Restate the whole listing exactly.

▶ Extracted information:
## Begin

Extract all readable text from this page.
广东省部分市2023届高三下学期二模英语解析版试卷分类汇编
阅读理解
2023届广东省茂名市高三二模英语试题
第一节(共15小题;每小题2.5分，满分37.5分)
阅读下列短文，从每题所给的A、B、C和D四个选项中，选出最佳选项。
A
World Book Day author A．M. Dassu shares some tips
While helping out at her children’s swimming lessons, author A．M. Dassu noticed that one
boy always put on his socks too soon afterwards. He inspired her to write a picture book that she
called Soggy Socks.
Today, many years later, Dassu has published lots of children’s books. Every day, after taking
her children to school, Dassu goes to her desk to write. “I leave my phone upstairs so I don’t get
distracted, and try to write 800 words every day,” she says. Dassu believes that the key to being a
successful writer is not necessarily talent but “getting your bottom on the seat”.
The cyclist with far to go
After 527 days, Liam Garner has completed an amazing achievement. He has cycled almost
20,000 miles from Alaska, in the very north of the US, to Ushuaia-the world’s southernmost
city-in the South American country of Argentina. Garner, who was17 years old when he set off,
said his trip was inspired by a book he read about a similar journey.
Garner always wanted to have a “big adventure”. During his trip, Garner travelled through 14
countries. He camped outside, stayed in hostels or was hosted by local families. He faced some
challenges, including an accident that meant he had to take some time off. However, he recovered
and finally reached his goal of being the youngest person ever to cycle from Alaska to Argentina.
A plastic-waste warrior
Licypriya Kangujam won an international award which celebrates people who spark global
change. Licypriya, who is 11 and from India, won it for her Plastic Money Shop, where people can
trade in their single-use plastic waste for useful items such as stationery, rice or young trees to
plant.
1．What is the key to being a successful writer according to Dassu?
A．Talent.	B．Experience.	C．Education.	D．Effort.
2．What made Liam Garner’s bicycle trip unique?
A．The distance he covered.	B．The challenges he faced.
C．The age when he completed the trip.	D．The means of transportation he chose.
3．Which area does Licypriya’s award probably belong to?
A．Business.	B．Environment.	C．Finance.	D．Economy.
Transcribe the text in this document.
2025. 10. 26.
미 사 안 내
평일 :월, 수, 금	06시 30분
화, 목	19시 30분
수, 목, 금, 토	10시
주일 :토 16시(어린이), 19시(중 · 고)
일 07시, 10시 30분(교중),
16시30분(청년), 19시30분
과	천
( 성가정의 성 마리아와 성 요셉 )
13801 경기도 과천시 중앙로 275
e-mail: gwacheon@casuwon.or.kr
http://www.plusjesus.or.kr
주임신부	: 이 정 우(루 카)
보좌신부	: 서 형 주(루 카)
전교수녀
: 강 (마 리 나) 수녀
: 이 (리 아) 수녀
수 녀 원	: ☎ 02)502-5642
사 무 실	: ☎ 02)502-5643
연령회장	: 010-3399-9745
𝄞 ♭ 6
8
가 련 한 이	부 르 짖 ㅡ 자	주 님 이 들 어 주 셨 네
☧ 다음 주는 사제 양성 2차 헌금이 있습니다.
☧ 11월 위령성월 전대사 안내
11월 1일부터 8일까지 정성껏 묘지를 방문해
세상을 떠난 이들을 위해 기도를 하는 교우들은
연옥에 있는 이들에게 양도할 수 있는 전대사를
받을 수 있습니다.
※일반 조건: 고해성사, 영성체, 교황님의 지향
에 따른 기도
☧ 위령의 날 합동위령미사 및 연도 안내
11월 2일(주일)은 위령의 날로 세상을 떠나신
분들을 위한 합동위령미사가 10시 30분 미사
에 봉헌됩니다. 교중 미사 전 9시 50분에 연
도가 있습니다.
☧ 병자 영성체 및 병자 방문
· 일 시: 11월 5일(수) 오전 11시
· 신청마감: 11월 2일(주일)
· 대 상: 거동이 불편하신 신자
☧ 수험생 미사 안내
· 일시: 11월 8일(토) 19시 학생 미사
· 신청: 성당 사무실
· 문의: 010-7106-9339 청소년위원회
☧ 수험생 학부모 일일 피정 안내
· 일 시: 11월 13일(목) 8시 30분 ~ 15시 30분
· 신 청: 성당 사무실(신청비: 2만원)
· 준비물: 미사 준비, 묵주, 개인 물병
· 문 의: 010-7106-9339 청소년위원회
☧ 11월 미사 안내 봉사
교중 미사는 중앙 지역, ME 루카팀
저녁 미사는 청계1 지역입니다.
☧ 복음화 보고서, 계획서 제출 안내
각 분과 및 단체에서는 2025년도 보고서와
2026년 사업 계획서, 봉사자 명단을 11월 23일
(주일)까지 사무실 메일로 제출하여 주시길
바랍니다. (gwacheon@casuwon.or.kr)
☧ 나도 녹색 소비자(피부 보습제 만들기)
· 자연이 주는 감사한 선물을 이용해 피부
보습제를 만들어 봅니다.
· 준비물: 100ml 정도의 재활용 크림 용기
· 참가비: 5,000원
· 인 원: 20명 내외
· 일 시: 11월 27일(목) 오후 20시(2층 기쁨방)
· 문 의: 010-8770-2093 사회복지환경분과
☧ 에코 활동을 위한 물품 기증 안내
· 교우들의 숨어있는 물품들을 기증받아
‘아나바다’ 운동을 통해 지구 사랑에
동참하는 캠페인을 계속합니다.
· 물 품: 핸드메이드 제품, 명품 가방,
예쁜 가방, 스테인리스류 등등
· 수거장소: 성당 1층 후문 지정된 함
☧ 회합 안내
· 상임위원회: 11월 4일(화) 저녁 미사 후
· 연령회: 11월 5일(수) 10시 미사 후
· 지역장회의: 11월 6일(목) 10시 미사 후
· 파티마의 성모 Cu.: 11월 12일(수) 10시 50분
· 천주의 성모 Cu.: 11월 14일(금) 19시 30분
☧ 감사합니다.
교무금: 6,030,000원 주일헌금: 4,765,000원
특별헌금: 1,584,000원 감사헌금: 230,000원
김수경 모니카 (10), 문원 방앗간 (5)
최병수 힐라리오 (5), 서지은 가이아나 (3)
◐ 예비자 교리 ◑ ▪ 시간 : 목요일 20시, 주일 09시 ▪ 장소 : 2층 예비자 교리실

## End

▶ Task output:
Extract all readable text from this page.
广东省部分市2023届高三下学期二模英语解析版试卷分类汇编
阅读理解
2023届广东省茂名市高三二模英语试题
第一节(共15小题;每小题2.5分，满分37.5分)
阅读下列短文，从每题所给的A、B、C和D四个选项中，选出最佳选项。
A
World Book Day author A．M. Dassu shares some tips
While helping out at her children’s swimming lessons, author A．M. Dassu noticed that one
boy always put on his socks too soon afterwards. He inspired her to write a picture book that she
called Soggy Socks.
Today, many years later, Dassu has published lots of children’s books. Every day, after taking
her children to school, Dassu goes to her desk to write. “I leave my phone upstairs so I don’t get
distracted, and try to write 800 words every day,” she says. Dassu believes that the key to being a
successful writer is not necessarily talent but “getting your bottom on the seat”.
The cyclist with far to go
After 527 days, Liam Garner has completed an amazing achievement. He has cycled almost
20,000 miles from Alaska, in the very north of the US, to Ushuaia-the world’s southernmost
city-in the South American country of Argentina. Garner, who was17 years old when he set off,
said his trip was inspired by a book he read about a similar journey.
Garner always wanted to have a “big adventure”. During his trip, Garner travelled through 14
countries. He camped outside, stayed in hostels or was hosted by local families. He faced some
challenges, including an accident that meant he had to take some time off. However, he recovered
and finally reached his goal of being the youngest person ever to cycle from Alaska to Argentina.
A plastic-waste warrior
Licypriya Kangujam won an international award which celebrates people who spark global
change. Licypriya, who is 11 and from India, won it for her Plastic Money Shop, where people can
trade in their single-use plastic waste for useful items such as stationery, rice or young trees to
plant.
1．What is the key to being a successful writer according to Dassu?
A．Talent.	B．Experience.	C．Education.	D．Effort.
2．What made Liam Garner’s bicycle trip unique?
A．The distance he covered.	B．The challenges he faced.
C．The age when he completed the trip.	D．The means of transportation he chose.
3．Which area does Licypriya’s award probably belong to?
A．Business.	B．Environment.	C．Finance.	D．Economy.
Transcribe the text in this document.
2025. 10. 26.
미 사 안 내
평일 :월, 수, 금	06시 30분
화, 목	19시 30분
수, 목, 금, 토	10시
주일 :토 16시(어린이), 19시(중 · 고)
일 07시, 10시 30분(교중),
16시30분(청년), 19시30분
과	천
( 성가정의 성 마리아와 성 요셉 )
13801 경기도 과천시 중앙로 275
e-mail: gwacheon@casuwon.or.kr
http://www.plusjesus.or.kr
주임신부	: 이 정 우(루 카)
보좌신부	: 서 형 주(루 카)
전교수녀
: 강 (마 리 나) 수녀
: 이 (리 아) 수녀
수 녀 원	: ☎ 02)502-5642
사 무 실	: ☎ 02)502-5643
연령회장	: 010-3399-9745
𝄞 ♭ 6
8
가 련 한 이	부 르 짖 ㅡ 자	주 님 이 들 어 주 셨 네
☧ 다음 주는 사제 양성 2차 헌금이 있습니다.
☧ 11월 위령성월 전대사 안내
11월 1일부터 8일까지 정성껏 묘지를 방문해
세상을 떠난 이들을 위해 기도를 하는 교우들은
연옥에 있는 이들에게 양도할 수 있는 전대사를
받을 수 있습니다.
※일반 조건: 고해성사, 영성체, 교황님의 지향
에 따른 기도
☧ 위령의 날 합동위령미사 및 연도 안내
11월 2일(주일)은 위령의 날로 세상을 떠나신
분들을 위한 합동위령미사가 10시 30분 미사
에 봉헌됩니다. 교중 미사 전 9시 50분에 연
도가 있습니다.
☧ 병자 영성체 및 병자 방문
· 일 시: 11월 5일(수) 오전 11시
· 신청마감: 11월 2일(주일)
· 대 상: 거동이 불편하신 신자
☧ 수험생 미사 안내
· 일시: 11월 8일(토) 19시 학생 미사
· 신청: 성당 사무실
· 문의: 010-7106-9339 청소년위원회
☧ 수험생 학부모 일일 피정 안내
· 일 시: 11월 13일(목) 8시 30분 ~ 15시 30분
· 신 청: 성당 사무실(신청비: 2만원)
· 준비물: 미사 준비, 묵주, 개인 물병
· 문 의: 010-7106-9339 청소년위원회
☧ 11월 미사 안내 봉사
교중 미사는 중앙 지역, ME 루카팀
저녁 미사는 청계1 지역입니다.
☧ 복음화 보고서, 계획서 제출 안내
각 분과 및 단체에서는 2025년도 보고서와
2026년 사업 계획서, 봉사자 명단을 11월 23일
(주일)까지 사무실 메일로 제출하여 주시길
바랍니다. (gwacheon@casuwon.or.kr)
☧ 나도 녹색 소비자(피부 보습제 만들기)
· 자연이 주는 감사한 선물을 이용해 피부
보습제를 만들어 봅니다.
· 준비물: 100ml 정도의 재활용 크림 용기
· 참가비: 5,000원
· 인 원: 20명 내외
· 일 시: 11월 27일(목) 오후 20시(2층 기쁨방)
· 문 의: 010-8770-2093 사회복지환경분과
☧ 에코 활동을 위한 물품 기증 안내
· 교우들의 숨어있는 물품들을 기증받아
‘아나바다’ 운동을 통해 지구 사랑에
동참하는 캠페인을 계속합니다.
· 물 품: 핸드메이드 제품, 명품 가방,
예쁜 가방, 스테인리스류 등등
· 수거장소: 성당 1층 후문 지정된 함
☧ 회합 안내
· 상임위원회: 11월 4일(화) 저녁 미사 후
· 연령회: 11월 5일(수) 10시 미사 후
· 지역장회의: 11월 6일(목) 10시 미사 후
· 파티마의 성모 Cu.: 11월 12일(수) 10시 50분
· 천주의 성모 Cu.: 11월 14일(금) 19시 30분
☧ 감사합니다.
교무금: 6,030,000원 주일헌금: 4,765,000원
특별헌금: 1,584,000원 감사헌금: 230,000원
김수경 모니카 (10), 문원 방앗간 (5)
최병수 힐라리오 (5), 서지은 가이아나 (3)
◐ 예비자 교리 ◑ ▪ 시간 : 목요일 20시, 주일 09시 ▪ 장소 : 2층 예비자 교리실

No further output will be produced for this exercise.